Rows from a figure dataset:

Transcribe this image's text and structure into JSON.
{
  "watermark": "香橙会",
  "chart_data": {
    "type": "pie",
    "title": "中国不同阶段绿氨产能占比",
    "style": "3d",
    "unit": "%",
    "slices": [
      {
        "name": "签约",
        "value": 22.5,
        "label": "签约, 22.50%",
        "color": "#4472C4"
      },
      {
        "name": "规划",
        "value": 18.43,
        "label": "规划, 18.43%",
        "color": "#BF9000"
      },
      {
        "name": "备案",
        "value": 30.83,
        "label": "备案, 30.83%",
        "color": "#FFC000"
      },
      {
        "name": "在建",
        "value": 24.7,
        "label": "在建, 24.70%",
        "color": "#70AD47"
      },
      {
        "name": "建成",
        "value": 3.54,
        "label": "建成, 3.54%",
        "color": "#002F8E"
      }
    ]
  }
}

Written task
Lines containing the string "label" are to be selected and copied.

Solution for this task
        "label": "签约, 22.50%",
        "label": "规划, 18.43%",
        "label": "备案, 30.83%",
        "label": "在建, 24.70%",
        "label": "建成, 3.54%",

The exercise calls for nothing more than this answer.